[RAW DATA]:
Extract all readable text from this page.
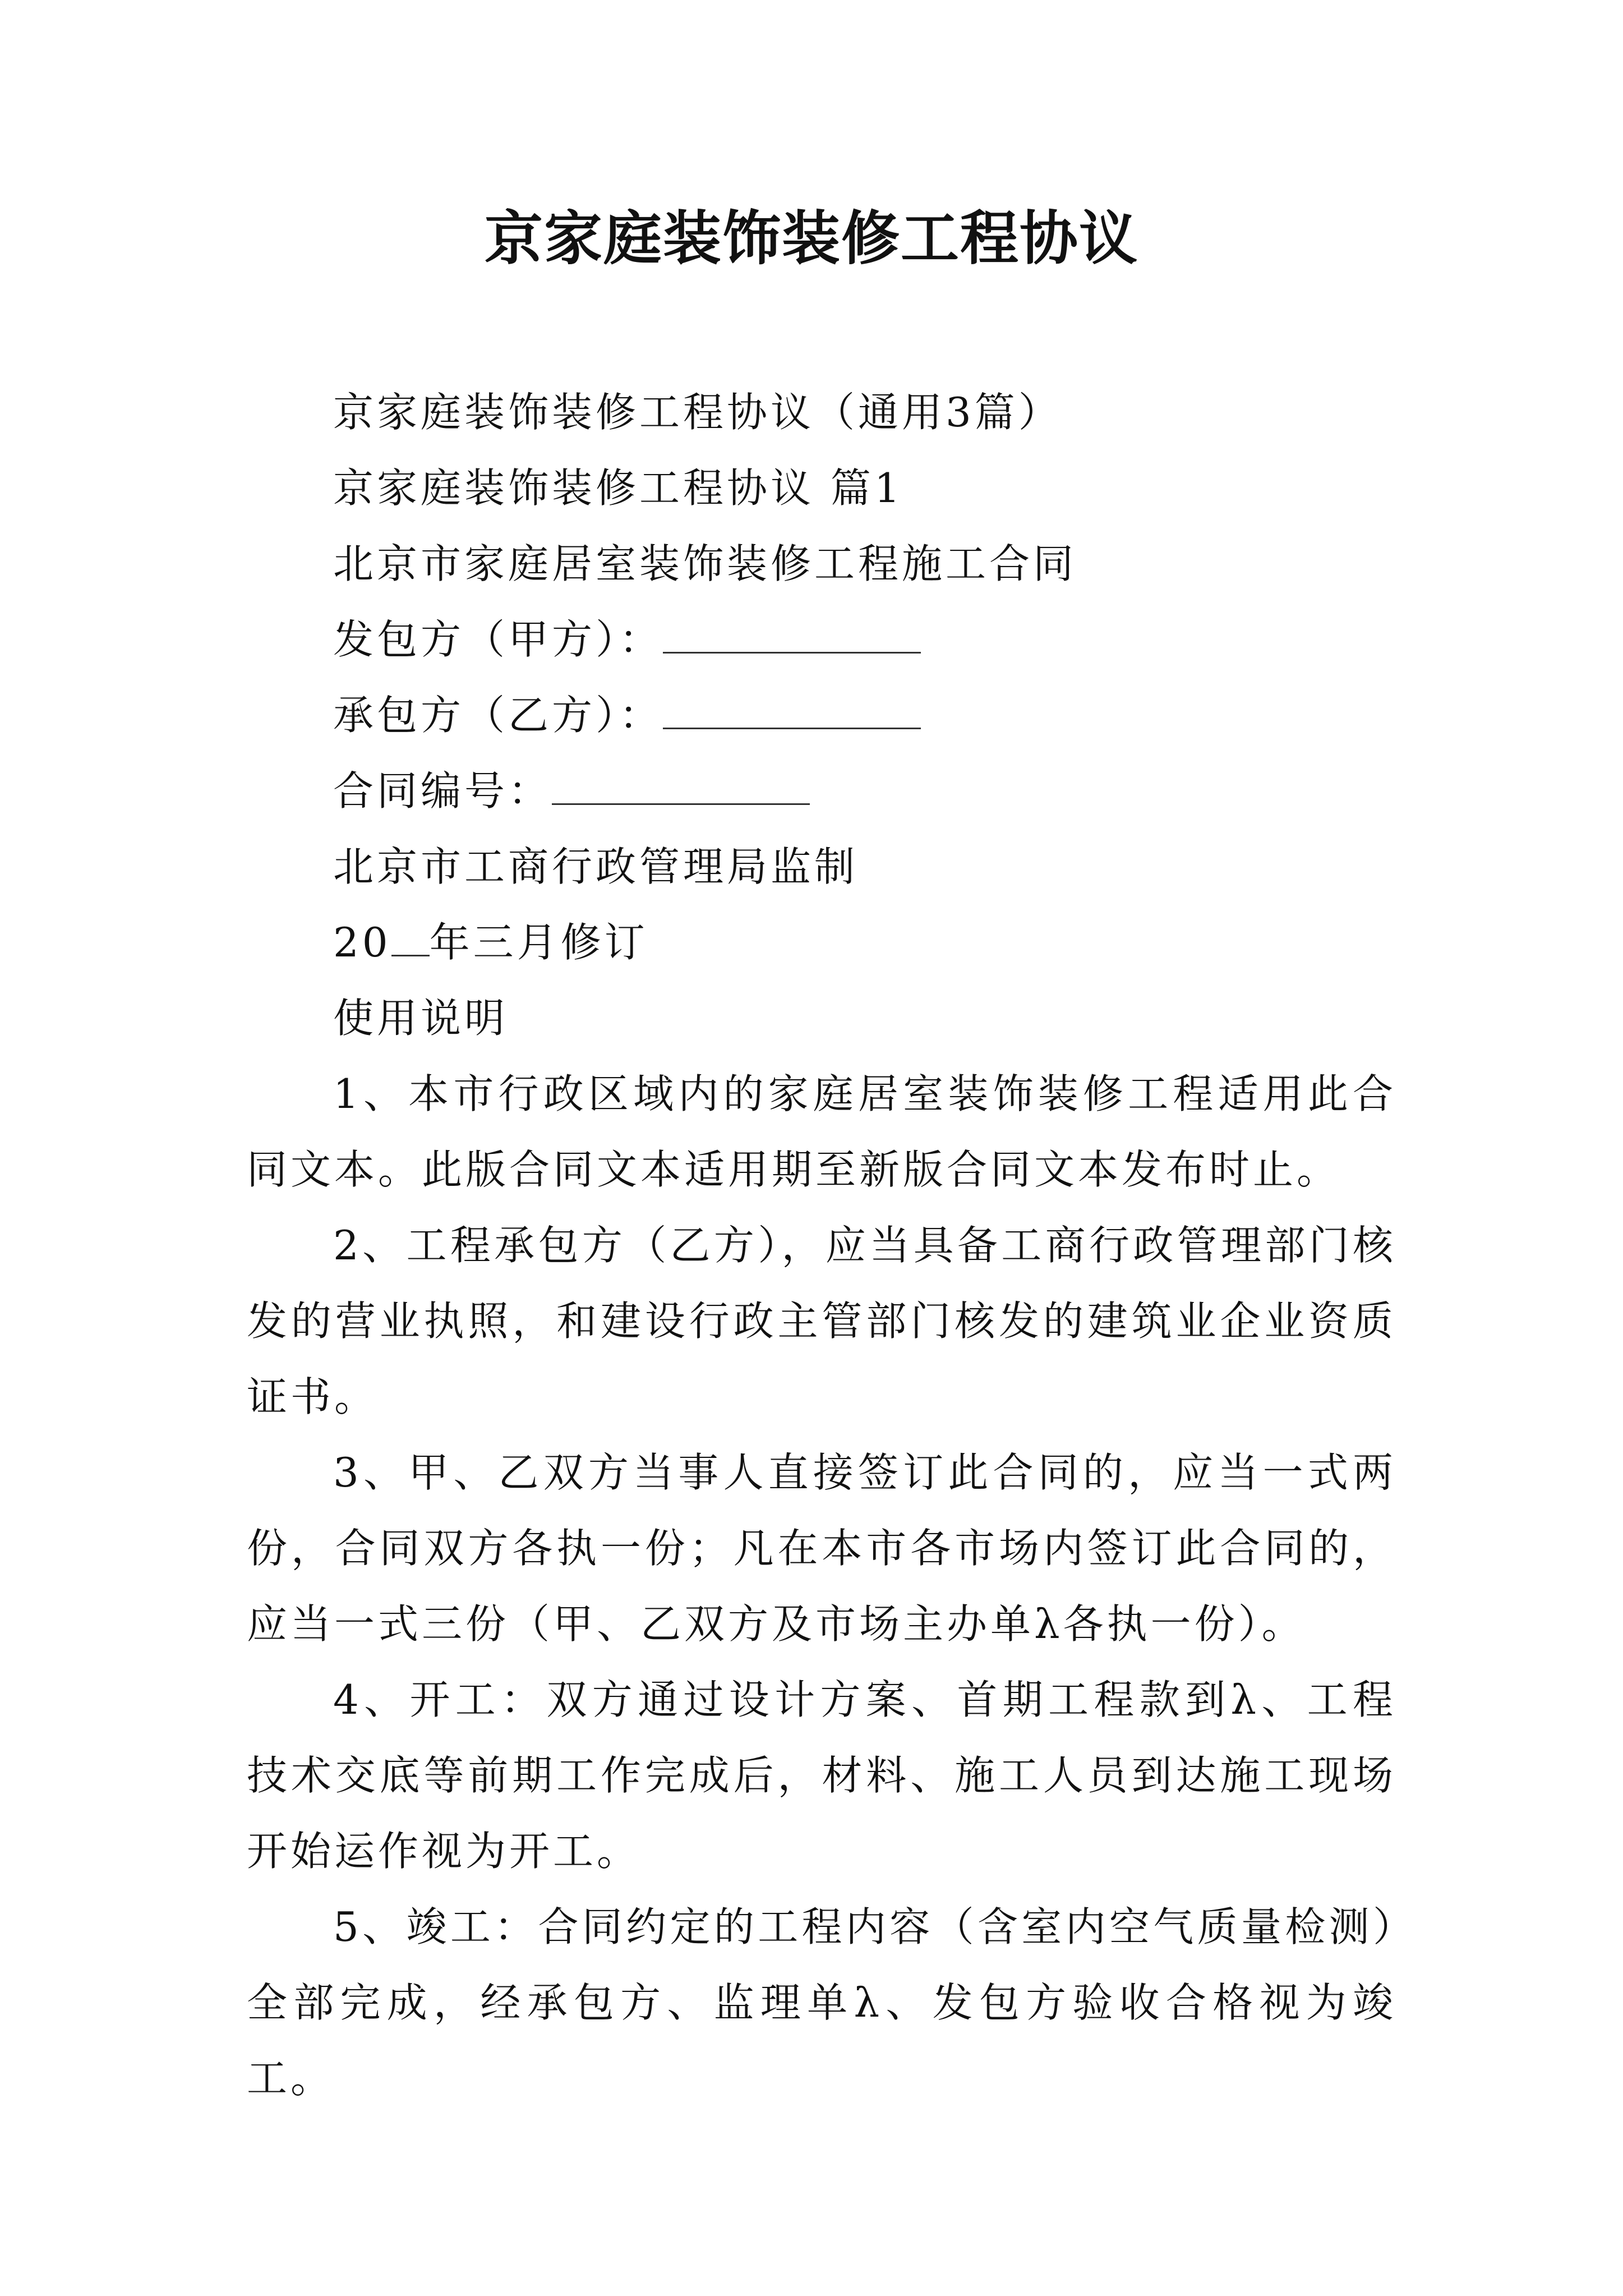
京家庭装饰装修工程协议
京家庭装饰装修工程协议（通用3篇）
京家庭装饰装修工程协议 篇1
北京市家庭居室装饰装修工程施工合同
发包方（甲方）：
承包方（乙方）：
合同编号：
北京市工商行政管理局监制
20 年三月修订
使用说明
1、本市行政区域内的家庭居室装饰装修工程适用此合同文本。此版合同文本适用期至新版合同文本发布时止。
2、工程承包方（乙方），应当具备工商行政管理部门核发的营业执照，和建设行政主管部门核发的建筑业企业资质证书。
3、甲、乙双方当事人直接签订此合同的，应当一式两份，合同双方各执一份；凡在本市各市场内签订此合同的，应当一式三份（甲、乙双方及市场主办单λ各执一份）。
4、开工：双方通过设计方案、首期工程款到λ、工程技术交底等前期工作完成后，材料、施工人员到达施工现场开始运作视为开工。
5、竣工：合同约定的工程内容（含室内空气质量检测）全部完成，经承包方、监理单λ、发包方验收合格视为竣工。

[GIVEN REQUEST]: Drop the images and repeat the data exactly.

[COMPLETED EXERCISE]:
Extract all readable text from this page.
京家庭装饰装修工程协议
京家庭装饰装修工程协议（通用3篇）
京家庭装饰装修工程协议 篇1
北京市家庭居室装饰装修工程施工合同
发包方（甲方）：
承包方（乙方）：
合同编号：
北京市工商行政管理局监制
20 年三月修订
使用说明
1、本市行政区域内的家庭居室装饰装修工程适用此合同文本。此版合同文本适用期至新版合同文本发布时止。
2、工程承包方（乙方），应当具备工商行政管理部门核发的营业执照，和建设行政主管部门核发的建筑业企业资质证书。
3、甲、乙双方当事人直接签订此合同的，应当一式两份，合同双方各执一份；凡在本市各市场内签订此合同的，应当一式三份（甲、乙双方及市场主办单λ各执一份）。
4、开工：双方通过设计方案、首期工程款到λ、工程技术交底等前期工作完成后，材料、施工人员到达施工现场开始运作视为开工。
5、竣工：合同约定的工程内容（含室内空气质量检测）全部完成，经承包方、监理单λ、发包方验收合格视为竣工。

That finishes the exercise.